PROMPT:
Report how many lines hold the word "scored"; answer with the number alone.

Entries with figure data
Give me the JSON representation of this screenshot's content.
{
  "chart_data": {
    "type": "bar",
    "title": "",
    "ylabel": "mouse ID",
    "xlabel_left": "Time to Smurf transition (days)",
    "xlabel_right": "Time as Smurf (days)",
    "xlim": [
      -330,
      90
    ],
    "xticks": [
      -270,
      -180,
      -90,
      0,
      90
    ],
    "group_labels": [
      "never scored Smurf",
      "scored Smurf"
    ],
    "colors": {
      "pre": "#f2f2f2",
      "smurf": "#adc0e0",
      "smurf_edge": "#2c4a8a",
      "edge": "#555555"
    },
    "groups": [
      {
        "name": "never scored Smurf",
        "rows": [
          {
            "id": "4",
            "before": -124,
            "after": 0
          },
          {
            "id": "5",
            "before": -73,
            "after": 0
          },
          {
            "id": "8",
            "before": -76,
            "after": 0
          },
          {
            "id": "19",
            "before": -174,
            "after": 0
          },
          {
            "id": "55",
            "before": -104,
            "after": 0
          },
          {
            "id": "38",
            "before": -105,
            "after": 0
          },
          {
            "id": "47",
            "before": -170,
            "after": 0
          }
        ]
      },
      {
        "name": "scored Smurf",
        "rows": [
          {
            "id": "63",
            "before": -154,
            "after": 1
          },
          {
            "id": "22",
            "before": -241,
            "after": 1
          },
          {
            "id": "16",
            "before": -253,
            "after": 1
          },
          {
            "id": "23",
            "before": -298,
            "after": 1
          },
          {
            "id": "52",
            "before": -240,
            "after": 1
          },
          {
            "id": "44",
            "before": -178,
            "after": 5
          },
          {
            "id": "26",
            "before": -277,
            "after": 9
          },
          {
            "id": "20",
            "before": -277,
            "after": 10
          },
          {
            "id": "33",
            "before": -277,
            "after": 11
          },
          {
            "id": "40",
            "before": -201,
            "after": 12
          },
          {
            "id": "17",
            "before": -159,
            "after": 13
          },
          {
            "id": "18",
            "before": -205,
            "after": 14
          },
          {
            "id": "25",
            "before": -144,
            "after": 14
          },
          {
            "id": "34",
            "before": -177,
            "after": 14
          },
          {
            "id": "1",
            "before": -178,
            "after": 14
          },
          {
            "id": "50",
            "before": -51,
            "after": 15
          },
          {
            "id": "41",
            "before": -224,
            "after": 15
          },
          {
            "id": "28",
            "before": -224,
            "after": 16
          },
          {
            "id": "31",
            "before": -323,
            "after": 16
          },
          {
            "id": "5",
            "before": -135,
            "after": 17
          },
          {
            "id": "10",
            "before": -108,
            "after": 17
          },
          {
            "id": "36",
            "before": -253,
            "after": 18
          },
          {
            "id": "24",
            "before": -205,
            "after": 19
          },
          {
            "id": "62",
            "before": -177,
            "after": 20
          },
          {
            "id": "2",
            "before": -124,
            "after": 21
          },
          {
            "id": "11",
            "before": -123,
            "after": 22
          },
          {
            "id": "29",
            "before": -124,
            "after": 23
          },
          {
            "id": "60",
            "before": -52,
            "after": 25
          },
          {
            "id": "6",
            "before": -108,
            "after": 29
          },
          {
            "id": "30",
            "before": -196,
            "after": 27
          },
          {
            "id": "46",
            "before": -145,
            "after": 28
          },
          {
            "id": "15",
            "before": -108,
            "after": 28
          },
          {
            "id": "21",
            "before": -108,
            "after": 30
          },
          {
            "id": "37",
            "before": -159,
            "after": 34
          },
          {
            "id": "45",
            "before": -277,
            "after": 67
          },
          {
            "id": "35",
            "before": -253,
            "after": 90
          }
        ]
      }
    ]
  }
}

SOLUTION TO THIS TASK:
4